* [Records excerpted from a collection]:

* * *

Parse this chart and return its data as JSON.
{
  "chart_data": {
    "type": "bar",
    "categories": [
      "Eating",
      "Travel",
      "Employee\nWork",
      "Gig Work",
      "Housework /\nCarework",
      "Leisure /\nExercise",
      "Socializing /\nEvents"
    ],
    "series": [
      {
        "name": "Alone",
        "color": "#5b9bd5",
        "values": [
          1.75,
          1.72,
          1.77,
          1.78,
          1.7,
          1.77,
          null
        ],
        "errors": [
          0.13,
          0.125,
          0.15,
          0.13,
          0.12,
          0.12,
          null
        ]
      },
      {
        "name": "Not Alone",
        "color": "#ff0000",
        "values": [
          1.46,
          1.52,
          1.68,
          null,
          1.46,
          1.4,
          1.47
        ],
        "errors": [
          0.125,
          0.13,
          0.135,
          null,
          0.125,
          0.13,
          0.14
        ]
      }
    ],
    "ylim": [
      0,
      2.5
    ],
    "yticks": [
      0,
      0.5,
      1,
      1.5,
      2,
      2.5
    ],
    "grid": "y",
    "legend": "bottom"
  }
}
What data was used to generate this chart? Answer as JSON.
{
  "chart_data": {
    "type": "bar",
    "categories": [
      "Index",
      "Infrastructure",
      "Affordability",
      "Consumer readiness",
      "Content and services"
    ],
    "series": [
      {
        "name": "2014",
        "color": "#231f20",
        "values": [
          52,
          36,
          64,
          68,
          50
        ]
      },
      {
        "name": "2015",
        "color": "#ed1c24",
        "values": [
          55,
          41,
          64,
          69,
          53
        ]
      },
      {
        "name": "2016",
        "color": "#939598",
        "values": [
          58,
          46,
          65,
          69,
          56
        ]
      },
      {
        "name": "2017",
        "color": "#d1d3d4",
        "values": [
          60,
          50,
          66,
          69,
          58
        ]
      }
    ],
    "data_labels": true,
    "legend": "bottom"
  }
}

* * *

* [AIM]:
Repeat the data in its entirety, character for character.

* [TASK ANSWER]:
Parse this chart and return its data as JSON.
{
  "chart_data": {
    "type": "bar",
    "categories": [
      "Eating",
      "Travel",
      "Employee\nWork",
      "Gig Work",
      "Housework /\nCarework",
      "Leisure /\nExercise",
      "Socializing /\nEvents"
    ],
    "series": [
      {
        "name": "Alone",
        "color": "#5b9bd5",
        "values": [
          1.75,
          1.72,
          1.77,
          1.78,
          1.7,
          1.77,
          null
        ],
        "errors": [
          0.13,
          0.125,
          0.15,
          0.13,
          0.12,
          0.12,
          null
        ]
      },
      {
        "name": "Not Alone",
        "color": "#ff0000",
        "values": [
          1.46,
          1.52,
          1.68,
          null,
          1.46,
          1.4,
          1.47
        ],
        "errors": [
          0.125,
          0.13,
          0.135,
          null,
          0.125,
          0.13,
          0.14
        ]
      }
    ],
    "ylim": [
      0,
      2.5
    ],
    "yticks": [
      0,
      0.5,
      1,
      1.5,
      2,
      2.5
    ],
    "grid": "y",
    "legend": "bottom"
  }
}
What data was used to generate this chart? Answer as JSON.
{
  "chart_data": {
    "type": "bar",
    "categories": [
      "Index",
      "Infrastructure",
      "Affordability",
      "Consumer readiness",
      "Content and services"
    ],
    "series": [
      {
        "name": "2014",
        "color": "#231f20",
        "values": [
          52,
          36,
          64,
          68,
          50
        ]
      },
      {
        "name": "2015",
        "color": "#ed1c24",
        "values": [
          55,
          41,
          64,
          69,
          53
        ]
      },
      {
        "name": "2016",
        "color": "#939598",
        "values": [
          58,
          46,
          65,
          69,
          56
        ]
      },
      {
        "name": "2017",
        "color": "#d1d3d4",
        "values": [
          60,
          50,
          66,
          69,
          58
        ]
      }
    ],
    "data_labels": true,
    "legend": "bottom"
  }
}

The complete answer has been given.